WRITTEN INSTRUCTION: Print all entries precisely as they are written.

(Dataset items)
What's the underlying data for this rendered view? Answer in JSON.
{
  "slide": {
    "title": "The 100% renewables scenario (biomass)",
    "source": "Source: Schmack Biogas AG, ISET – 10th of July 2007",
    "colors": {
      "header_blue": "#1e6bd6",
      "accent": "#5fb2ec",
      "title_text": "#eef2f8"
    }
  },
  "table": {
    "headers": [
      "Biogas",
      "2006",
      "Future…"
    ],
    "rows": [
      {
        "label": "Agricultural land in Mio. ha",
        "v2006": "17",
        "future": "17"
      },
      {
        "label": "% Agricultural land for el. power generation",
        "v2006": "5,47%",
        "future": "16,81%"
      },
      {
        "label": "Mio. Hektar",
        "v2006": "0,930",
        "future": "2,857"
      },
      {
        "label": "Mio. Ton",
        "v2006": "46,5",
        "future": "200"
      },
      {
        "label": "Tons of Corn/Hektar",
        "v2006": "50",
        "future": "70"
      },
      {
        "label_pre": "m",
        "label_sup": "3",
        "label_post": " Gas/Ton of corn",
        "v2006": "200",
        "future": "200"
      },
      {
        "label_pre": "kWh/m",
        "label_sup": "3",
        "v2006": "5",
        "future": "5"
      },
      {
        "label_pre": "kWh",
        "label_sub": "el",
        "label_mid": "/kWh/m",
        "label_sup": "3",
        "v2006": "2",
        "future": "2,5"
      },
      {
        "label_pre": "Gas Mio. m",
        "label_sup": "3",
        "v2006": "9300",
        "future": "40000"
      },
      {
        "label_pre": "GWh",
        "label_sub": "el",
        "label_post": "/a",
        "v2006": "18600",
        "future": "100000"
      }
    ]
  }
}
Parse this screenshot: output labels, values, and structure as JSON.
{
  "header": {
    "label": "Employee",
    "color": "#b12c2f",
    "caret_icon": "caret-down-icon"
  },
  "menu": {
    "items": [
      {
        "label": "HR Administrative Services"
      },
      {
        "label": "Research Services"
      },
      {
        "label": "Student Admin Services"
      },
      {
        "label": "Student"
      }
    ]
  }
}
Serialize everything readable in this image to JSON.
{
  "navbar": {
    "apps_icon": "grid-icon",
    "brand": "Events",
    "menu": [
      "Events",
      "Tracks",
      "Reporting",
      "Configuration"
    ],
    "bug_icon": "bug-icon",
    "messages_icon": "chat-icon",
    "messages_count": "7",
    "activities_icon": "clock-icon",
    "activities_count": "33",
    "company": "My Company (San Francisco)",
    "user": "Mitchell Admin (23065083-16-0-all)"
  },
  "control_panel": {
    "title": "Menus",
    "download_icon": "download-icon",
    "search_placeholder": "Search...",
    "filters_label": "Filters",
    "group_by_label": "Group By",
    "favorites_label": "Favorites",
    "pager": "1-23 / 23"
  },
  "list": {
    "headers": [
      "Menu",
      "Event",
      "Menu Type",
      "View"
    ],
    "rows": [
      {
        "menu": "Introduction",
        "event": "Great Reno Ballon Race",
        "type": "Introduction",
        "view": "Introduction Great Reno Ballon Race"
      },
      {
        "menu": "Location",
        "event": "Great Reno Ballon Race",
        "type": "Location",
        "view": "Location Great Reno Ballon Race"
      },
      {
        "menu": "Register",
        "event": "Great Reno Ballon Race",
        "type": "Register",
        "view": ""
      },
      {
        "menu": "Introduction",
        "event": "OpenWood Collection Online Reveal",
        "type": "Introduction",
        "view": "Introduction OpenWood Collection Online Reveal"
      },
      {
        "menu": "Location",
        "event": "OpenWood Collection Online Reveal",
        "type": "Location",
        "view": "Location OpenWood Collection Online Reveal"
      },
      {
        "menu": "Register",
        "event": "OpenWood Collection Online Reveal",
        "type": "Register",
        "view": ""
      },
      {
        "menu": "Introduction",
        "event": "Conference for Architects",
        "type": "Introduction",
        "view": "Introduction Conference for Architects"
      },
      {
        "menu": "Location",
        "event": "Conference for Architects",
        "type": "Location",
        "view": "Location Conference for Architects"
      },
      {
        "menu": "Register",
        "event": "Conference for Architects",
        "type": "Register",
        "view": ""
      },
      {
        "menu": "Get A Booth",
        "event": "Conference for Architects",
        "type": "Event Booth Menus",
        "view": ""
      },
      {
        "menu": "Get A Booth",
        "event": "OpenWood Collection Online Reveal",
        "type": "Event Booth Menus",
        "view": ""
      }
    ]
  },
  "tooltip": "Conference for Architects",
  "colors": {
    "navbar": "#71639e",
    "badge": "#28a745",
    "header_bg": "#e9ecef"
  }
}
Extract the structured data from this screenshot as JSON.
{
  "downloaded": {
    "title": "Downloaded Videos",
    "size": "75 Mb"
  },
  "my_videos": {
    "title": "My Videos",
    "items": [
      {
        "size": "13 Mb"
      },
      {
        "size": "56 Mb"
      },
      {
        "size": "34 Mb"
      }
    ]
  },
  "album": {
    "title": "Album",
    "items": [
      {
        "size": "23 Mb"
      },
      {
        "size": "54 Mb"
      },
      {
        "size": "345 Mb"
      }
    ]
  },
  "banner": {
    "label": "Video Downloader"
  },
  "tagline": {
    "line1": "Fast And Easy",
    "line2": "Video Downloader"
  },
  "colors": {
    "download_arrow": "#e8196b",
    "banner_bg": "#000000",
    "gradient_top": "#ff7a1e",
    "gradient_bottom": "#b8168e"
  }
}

ANSWER TO THIS TASK:
What's the underlying data for this rendered view? Answer in JSON.
{
  "slide": {
    "title": "The 100% renewables scenario (biomass)",
    "source": "Source: Schmack Biogas AG, ISET – 10th of July 2007",
    "colors": {
      "header_blue": "#1e6bd6",
      "accent": "#5fb2ec",
      "title_text": "#eef2f8"
    }
  },
  "table": {
    "headers": [
      "Biogas",
      "2006",
      "Future…"
    ],
    "rows": [
      {
        "label": "Agricultural land in Mio. ha",
        "v2006": "17",
        "future": "17"
      },
      {
        "label": "% Agricultural land for el. power generation",
        "v2006": "5,47%",
        "future": "16,81%"
      },
      {
        "label": "Mio. Hektar",
        "v2006": "0,930",
        "future": "2,857"
      },
      {
        "label": "Mio. Ton",
        "v2006": "46,5",
        "future": "200"
      },
      {
        "label": "Tons of Corn/Hektar",
        "v2006": "50",
        "future": "70"
      },
      {
        "label_pre": "m",
        "label_sup": "3",
        "label_post": " Gas/Ton of corn",
        "v2006": "200",
        "future": "200"
      },
      {
        "label_pre": "kWh/m",
        "label_sup": "3",
        "v2006": "5",
        "future": "5"
      },
      {
        "label_pre": "kWh",
        "label_sub": "el",
        "label_mid": "/kWh/m",
        "label_sup": "3",
        "v2006": "2",
        "future": "2,5"
      },
      {
        "label_pre": "Gas Mio. m",
        "label_sup": "3",
        "v2006": "9300",
        "future": "40000"
      },
      {
        "label_pre": "GWh",
        "label_sub": "el",
        "label_post": "/a",
        "v2006": "18600",
        "future": "100000"
      }
    ]
  }
}
Parse this screenshot: output labels, values, and structure as JSON.
{
  "header": {
    "label": "Employee",
    "color": "#b12c2f",
    "caret_icon": "caret-down-icon"
  },
  "menu": {
    "items": [
      {
        "label": "HR Administrative Services"
      },
      {
        "label": "Research Services"
      },
      {
        "label": "Student Admin Services"
      },
      {
        "label": "Student"
      }
    ]
  }
}
Serialize everything readable in this image to JSON.
{
  "navbar": {
    "apps_icon": "grid-icon",
    "brand": "Events",
    "menu": [
      "Events",
      "Tracks",
      "Reporting",
      "Configuration"
    ],
    "bug_icon": "bug-icon",
    "messages_icon": "chat-icon",
    "messages_count": "7",
    "activities_icon": "clock-icon",
    "activities_count": "33",
    "company": "My Company (San Francisco)",
    "user": "Mitchell Admin (23065083-16-0-all)"
  },
  "control_panel": {
    "title": "Menus",
    "download_icon": "download-icon",
    "search_placeholder": "Search...",
    "filters_label": "Filters",
    "group_by_label": "Group By",
    "favorites_label": "Favorites",
    "pager": "1-23 / 23"
  },
  "list": {
    "headers": [
      "Menu",
      "Event",
      "Menu Type",
      "View"
    ],
    "rows": [
      {
        "menu": "Introduction",
        "event": "Great Reno Ballon Race",
        "type": "Introduction",
        "view": "Introduction Great Reno Ballon Race"
      },
      {
        "menu": "Location",
        "event": "Great Reno Ballon Race",
        "type": "Location",
        "view": "Location Great Reno Ballon Race"
      },
      {
        "menu": "Register",
        "event": "Great Reno Ballon Race",
        "type": "Register",
        "view": ""
      },
      {
        "menu": "Introduction",
        "event": "OpenWood Collection Online Reveal",
        "type": "Introduction",
        "view": "Introduction OpenWood Collection Online Reveal"
      },
      {
        "menu": "Location",
        "event": "OpenWood Collection Online Reveal",
        "type": "Location",
        "view": "Location OpenWood Collection Online Reveal"
      },
      {
        "menu": "Register",
        "event": "OpenWood Collection Online Reveal",
        "type": "Register",
        "view": ""
      },
      {
        "menu": "Introduction",
        "event": "Conference for Architects",
        "type": "Introduction",
        "view": "Introduction Conference for Architects"
      },
      {
        "menu": "Location",
        "event": "Conference for Architects",
        "type": "Location",
        "view": "Location Conference for Architects"
      },
      {
        "menu": "Register",
        "event": "Conference for Architects",
        "type": "Register",
        "view": ""
      },
      {
        "menu": "Get A Booth",
        "event": "Conference for Architects",
        "type": "Event Booth Menus",
        "view": ""
      },
      {
        "menu": "Get A Booth",
        "event": "OpenWood Collection Online Reveal",
        "type": "Event Booth Menus",
        "view": ""
      }
    ]
  },
  "tooltip": "Conference for Architects",
  "colors": {
    "navbar": "#71639e",
    "badge": "#28a745",
    "header_bg": "#e9ecef"
  }
}
Extract the structured data from this screenshot as JSON.
{
  "downloaded": {
    "title": "Downloaded Videos",
    "size": "75 Mb"
  },
  "my_videos": {
    "title": "My Videos",
    "items": [
      {
        "size": "13 Mb"
      },
      {
        "size": "56 Mb"
      },
      {
        "size": "34 Mb"
      }
    ]
  },
  "album": {
    "title": "Album",
    "items": [
      {
        "size": "23 Mb"
      },
      {
        "size": "54 Mb"
      },
      {
        "size": "345 Mb"
      }
    ]
  },
  "banner": {
    "label": "Video Downloader"
  },
  "tagline": {
    "line1": "Fast And Easy",
    "line2": "Video Downloader"
  },
  "colors": {
    "download_arrow": "#e8196b",
    "banner_bg": "#000000",
    "gradient_top": "#ff7a1e",
    "gradient_bottom": "#b8168e"
  }
}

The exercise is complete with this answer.